• To do
Could you print all the entries exactly?

(Source data)
________________________

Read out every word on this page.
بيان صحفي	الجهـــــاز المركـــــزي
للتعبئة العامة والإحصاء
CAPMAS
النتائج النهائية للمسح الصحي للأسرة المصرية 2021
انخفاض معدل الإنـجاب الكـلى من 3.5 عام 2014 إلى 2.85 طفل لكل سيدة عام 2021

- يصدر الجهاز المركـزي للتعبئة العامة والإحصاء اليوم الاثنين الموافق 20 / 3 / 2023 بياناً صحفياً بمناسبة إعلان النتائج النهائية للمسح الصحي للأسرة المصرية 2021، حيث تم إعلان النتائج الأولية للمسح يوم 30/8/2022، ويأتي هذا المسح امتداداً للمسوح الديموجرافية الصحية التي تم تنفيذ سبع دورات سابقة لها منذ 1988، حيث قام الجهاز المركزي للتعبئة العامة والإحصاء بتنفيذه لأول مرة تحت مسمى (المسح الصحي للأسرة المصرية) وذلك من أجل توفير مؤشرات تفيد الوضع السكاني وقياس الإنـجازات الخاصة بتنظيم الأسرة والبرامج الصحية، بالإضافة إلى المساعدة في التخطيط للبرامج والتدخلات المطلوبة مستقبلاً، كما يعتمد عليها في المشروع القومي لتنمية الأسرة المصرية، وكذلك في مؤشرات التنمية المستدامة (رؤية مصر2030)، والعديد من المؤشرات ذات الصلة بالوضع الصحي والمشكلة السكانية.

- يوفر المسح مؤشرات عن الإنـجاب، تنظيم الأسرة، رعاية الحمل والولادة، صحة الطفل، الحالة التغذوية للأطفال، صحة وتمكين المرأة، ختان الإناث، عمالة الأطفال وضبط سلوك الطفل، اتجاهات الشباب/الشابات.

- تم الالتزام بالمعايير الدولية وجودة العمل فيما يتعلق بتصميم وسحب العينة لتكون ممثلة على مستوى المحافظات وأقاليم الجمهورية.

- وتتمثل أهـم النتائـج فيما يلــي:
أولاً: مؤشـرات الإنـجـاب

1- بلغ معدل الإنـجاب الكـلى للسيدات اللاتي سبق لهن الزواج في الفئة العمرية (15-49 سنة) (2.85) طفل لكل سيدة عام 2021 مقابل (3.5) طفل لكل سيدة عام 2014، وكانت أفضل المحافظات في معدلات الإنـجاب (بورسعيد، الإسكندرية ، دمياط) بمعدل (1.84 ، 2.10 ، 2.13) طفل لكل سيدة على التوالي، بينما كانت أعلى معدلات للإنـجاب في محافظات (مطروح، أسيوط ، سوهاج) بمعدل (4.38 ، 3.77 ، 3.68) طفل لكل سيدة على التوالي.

________________________

• Expected answer
Read out every word on this page.
بيان صحفي	الجهـــــاز المركـــــزي
للتعبئة العامة والإحصاء
CAPMAS
النتائج النهائية للمسح الصحي للأسرة المصرية 2021
انخفاض معدل الإنـجاب الكـلى من 3.5 عام 2014 إلى 2.85 طفل لكل سيدة عام 2021

- يصدر الجهاز المركـزي للتعبئة العامة والإحصاء اليوم الاثنين الموافق 20 / 3 / 2023 بياناً صحفياً بمناسبة إعلان النتائج النهائية للمسح الصحي للأسرة المصرية 2021، حيث تم إعلان النتائج الأولية للمسح يوم 30/8/2022، ويأتي هذا المسح امتداداً للمسوح الديموجرافية الصحية التي تم تنفيذ سبع دورات سابقة لها منذ 1988، حيث قام الجهاز المركزي للتعبئة العامة والإحصاء بتنفيذه لأول مرة تحت مسمى (المسح الصحي للأسرة المصرية) وذلك من أجل توفير مؤشرات تفيد الوضع السكاني وقياس الإنـجازات الخاصة بتنظيم الأسرة والبرامج الصحية، بالإضافة إلى المساعدة في التخطيط للبرامج والتدخلات المطلوبة مستقبلاً، كما يعتمد عليها في المشروع القومي لتنمية الأسرة المصرية، وكذلك في مؤشرات التنمية المستدامة (رؤية مصر2030)، والعديد من المؤشرات ذات الصلة بالوضع الصحي والمشكلة السكانية.

- يوفر المسح مؤشرات عن الإنـجاب، تنظيم الأسرة، رعاية الحمل والولادة، صحة الطفل، الحالة التغذوية للأطفال، صحة وتمكين المرأة، ختان الإناث، عمالة الأطفال وضبط سلوك الطفل، اتجاهات الشباب/الشابات.

- تم الالتزام بالمعايير الدولية وجودة العمل فيما يتعلق بتصميم وسحب العينة لتكون ممثلة على مستوى المحافظات وأقاليم الجمهورية.

- وتتمثل أهـم النتائـج فيما يلــي:
أولاً: مؤشـرات الإنـجـاب

1- بلغ معدل الإنـجاب الكـلى للسيدات اللاتي سبق لهن الزواج في الفئة العمرية (15-49 سنة) (2.85) طفل لكل سيدة عام 2021 مقابل (3.5) طفل لكل سيدة عام 2014، وكانت أفضل المحافظات في معدلات الإنـجاب (بورسعيد، الإسكندرية ، دمياط) بمعدل (1.84 ، 2.10 ، 2.13) طفل لكل سيدة على التوالي، بينما كانت أعلى معدلات للإنـجاب في محافظات (مطروح، أسيوط ، سوهاج) بمعدل (4.38 ، 3.77 ، 3.68) طفل لكل سيدة على التوالي.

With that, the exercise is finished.